**Directions**. Check each line of the records below for the word "JSON" and copy those where it appears.

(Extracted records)
======

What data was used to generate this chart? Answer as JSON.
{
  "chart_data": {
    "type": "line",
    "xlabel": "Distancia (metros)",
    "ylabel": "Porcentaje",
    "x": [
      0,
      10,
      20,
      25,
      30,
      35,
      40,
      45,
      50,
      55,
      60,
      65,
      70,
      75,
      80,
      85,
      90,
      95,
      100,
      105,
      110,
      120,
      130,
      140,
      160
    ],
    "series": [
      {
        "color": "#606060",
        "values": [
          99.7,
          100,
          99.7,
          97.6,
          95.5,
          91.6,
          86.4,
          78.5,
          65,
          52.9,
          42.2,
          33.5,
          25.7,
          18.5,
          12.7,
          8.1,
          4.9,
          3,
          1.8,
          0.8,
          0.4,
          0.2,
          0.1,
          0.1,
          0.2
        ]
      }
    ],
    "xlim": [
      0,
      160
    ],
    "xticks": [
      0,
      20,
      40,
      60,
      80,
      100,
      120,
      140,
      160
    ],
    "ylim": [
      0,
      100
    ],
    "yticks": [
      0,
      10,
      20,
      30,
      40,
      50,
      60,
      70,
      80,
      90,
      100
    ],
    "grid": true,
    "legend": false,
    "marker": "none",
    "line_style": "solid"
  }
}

======

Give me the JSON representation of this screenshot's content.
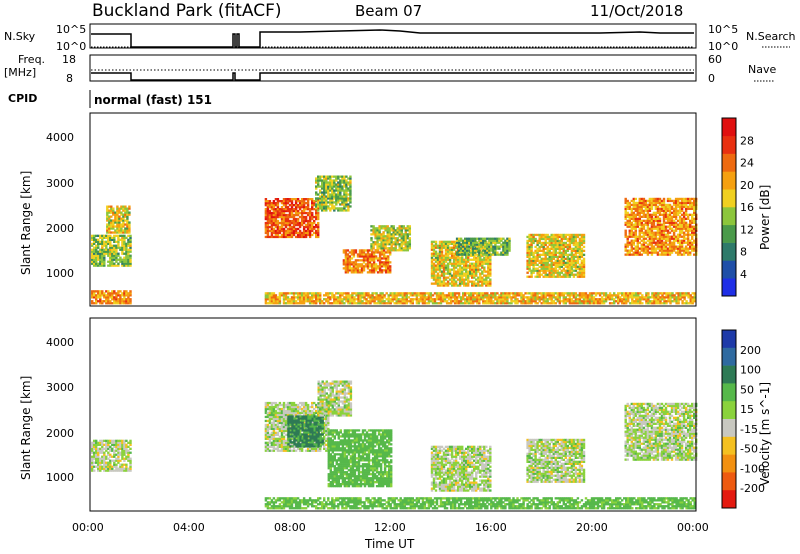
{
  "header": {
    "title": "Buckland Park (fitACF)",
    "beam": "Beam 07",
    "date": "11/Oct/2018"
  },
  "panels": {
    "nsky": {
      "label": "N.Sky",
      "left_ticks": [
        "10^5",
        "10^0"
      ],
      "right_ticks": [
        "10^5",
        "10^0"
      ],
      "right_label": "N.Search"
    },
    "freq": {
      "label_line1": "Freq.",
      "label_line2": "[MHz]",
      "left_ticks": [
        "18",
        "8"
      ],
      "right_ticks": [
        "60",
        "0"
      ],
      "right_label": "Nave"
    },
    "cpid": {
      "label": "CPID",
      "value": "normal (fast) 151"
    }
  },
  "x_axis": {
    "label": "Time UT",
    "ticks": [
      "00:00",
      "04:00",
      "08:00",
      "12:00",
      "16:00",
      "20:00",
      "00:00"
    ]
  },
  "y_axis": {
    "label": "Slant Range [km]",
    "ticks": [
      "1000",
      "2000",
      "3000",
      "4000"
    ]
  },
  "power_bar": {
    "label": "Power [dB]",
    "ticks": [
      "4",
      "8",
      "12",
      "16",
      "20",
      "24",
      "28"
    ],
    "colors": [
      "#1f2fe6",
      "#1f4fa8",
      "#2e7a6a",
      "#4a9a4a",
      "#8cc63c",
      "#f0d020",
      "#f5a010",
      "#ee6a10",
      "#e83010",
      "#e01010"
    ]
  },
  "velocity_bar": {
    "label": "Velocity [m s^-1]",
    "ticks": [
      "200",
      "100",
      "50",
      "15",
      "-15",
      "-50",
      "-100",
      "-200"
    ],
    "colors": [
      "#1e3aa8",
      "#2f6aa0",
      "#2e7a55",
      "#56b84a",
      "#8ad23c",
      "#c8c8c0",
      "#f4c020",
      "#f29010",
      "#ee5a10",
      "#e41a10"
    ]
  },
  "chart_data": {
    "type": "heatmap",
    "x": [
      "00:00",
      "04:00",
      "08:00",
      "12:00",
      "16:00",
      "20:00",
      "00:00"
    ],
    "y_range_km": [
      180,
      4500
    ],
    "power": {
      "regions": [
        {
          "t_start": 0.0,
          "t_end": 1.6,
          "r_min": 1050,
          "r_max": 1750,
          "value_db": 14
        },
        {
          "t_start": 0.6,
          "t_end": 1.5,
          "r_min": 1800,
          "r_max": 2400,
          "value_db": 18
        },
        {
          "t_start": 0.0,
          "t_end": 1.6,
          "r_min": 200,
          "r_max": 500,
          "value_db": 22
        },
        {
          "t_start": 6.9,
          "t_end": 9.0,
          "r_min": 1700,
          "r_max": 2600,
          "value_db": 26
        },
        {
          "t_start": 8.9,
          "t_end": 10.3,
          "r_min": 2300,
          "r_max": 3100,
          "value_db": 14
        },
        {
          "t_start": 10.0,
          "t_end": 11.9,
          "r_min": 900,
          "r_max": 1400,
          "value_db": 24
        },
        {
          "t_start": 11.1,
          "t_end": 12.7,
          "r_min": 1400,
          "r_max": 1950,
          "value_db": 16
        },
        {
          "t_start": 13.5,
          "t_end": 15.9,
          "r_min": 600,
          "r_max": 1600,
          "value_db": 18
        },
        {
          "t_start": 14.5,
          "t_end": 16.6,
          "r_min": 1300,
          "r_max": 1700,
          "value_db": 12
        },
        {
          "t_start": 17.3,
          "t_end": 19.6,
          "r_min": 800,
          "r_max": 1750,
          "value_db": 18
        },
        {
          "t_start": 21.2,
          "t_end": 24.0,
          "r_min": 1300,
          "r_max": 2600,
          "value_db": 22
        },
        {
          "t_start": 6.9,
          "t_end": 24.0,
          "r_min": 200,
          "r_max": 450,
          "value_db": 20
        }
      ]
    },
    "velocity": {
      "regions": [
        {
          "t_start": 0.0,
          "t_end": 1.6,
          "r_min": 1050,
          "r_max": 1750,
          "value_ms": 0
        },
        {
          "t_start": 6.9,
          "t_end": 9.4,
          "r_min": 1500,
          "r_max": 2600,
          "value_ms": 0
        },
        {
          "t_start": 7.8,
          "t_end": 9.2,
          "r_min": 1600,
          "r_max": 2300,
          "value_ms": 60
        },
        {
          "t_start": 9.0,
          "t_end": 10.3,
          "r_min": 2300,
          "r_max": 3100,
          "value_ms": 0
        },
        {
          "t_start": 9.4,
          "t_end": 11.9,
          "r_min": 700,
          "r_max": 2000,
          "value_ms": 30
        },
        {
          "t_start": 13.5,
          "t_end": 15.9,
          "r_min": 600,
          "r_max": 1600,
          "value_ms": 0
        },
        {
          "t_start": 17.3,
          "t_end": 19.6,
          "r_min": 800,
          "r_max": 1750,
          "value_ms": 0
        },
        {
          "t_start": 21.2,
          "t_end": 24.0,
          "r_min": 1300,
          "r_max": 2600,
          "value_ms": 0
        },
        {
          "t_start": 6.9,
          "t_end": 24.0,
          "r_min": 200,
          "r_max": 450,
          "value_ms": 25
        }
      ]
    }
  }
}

======

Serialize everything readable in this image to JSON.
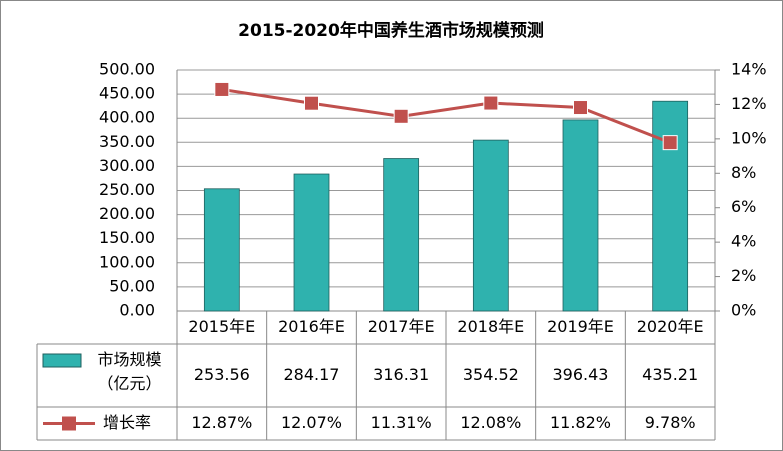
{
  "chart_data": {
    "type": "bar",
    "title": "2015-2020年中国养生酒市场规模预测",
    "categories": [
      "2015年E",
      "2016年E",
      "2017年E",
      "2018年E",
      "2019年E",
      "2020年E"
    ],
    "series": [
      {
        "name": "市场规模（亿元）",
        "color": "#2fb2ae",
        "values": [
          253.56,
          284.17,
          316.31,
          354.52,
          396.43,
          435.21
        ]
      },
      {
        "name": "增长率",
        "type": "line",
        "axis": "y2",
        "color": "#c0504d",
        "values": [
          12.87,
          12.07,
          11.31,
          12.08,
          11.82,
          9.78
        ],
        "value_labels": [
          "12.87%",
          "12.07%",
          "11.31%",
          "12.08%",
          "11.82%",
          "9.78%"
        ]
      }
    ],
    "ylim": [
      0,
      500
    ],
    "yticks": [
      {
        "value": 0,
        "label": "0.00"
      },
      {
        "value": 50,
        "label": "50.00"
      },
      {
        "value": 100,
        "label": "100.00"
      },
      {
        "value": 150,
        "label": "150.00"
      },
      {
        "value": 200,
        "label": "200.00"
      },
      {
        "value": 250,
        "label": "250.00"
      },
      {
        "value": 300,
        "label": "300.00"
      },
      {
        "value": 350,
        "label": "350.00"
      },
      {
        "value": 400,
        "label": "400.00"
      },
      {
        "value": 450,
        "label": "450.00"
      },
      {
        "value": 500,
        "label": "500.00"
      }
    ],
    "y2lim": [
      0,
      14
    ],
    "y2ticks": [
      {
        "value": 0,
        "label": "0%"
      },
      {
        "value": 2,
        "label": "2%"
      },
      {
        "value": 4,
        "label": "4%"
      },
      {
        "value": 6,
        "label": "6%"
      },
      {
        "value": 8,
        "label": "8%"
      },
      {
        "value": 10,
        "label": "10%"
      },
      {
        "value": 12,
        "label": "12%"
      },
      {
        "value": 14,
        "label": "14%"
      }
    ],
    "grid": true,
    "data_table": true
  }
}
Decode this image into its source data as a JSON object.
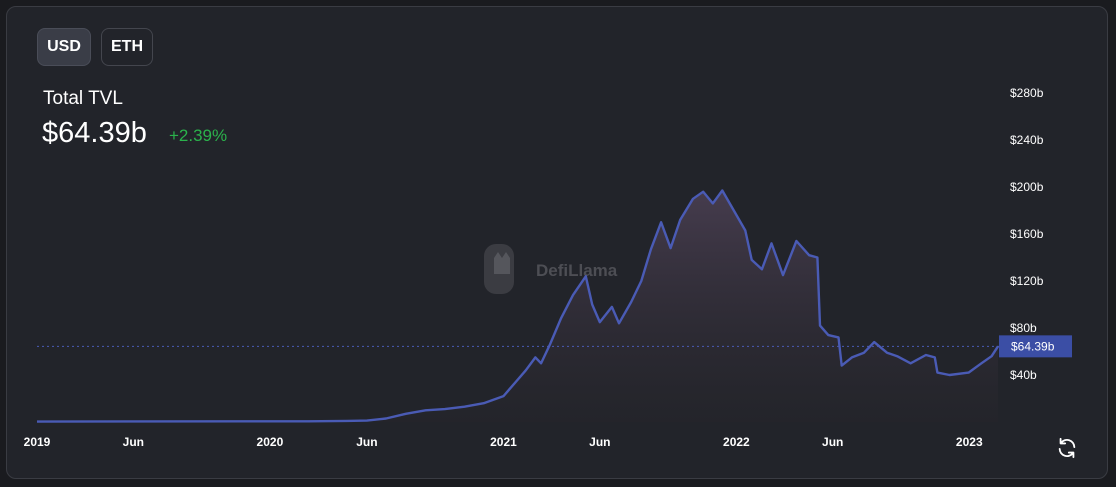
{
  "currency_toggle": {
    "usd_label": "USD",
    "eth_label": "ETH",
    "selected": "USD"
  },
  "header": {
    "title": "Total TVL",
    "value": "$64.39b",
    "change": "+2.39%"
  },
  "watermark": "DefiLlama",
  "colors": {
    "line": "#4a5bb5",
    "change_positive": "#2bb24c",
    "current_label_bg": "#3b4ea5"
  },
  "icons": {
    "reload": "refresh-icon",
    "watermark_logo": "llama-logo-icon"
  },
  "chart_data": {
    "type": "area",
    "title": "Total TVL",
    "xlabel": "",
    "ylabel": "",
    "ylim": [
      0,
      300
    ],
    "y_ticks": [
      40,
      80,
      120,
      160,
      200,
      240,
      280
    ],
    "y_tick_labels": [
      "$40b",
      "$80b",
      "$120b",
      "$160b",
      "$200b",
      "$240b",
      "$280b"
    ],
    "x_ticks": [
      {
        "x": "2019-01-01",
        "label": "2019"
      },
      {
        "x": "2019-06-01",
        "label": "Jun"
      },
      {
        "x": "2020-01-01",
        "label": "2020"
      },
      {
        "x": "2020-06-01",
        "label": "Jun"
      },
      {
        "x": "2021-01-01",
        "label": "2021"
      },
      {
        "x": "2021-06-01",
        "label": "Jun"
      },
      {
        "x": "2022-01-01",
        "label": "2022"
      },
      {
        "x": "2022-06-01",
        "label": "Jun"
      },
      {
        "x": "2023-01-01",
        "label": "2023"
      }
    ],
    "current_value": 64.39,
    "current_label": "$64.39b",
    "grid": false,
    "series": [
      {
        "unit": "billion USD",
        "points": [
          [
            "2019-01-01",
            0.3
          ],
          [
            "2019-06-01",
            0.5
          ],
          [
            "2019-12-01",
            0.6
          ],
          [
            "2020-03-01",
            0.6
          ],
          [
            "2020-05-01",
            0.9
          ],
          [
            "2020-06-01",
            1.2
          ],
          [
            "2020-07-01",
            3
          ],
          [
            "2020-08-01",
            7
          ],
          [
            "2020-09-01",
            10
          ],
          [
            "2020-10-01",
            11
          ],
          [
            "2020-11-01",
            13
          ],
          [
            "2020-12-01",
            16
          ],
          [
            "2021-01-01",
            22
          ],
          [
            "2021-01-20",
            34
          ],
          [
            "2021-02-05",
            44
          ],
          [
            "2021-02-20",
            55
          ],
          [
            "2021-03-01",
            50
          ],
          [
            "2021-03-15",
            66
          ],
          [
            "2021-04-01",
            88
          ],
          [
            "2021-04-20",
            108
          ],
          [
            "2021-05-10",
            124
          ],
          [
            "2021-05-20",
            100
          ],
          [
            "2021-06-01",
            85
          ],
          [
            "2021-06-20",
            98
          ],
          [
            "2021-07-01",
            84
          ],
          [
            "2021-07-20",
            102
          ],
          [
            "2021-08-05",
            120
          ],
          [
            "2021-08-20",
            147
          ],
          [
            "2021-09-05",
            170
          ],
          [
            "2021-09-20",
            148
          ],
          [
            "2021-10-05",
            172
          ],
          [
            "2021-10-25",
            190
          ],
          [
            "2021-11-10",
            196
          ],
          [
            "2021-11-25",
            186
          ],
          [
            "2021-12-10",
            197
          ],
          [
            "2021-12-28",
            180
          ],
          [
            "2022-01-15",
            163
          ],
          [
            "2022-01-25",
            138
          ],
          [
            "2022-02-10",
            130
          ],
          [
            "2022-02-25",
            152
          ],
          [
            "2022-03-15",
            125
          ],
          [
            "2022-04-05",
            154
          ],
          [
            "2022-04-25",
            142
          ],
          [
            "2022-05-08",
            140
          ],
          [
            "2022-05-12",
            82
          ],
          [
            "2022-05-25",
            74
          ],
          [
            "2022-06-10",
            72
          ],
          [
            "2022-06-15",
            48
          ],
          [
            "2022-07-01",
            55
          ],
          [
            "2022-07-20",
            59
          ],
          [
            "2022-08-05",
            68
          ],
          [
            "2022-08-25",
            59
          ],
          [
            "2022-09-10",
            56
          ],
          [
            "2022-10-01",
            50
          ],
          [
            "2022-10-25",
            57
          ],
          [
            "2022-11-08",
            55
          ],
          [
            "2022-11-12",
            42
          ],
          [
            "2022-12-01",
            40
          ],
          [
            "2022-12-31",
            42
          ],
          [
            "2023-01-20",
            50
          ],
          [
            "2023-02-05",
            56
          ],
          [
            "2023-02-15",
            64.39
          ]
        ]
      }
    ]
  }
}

======

**Result of this task**.
What data was used to generate this chart? Answer as JSON.
Give me the JSON representation of this screenshot's content.
Serialize everything readable in this image to JSON.
Decode this image into its source data as a JSON object.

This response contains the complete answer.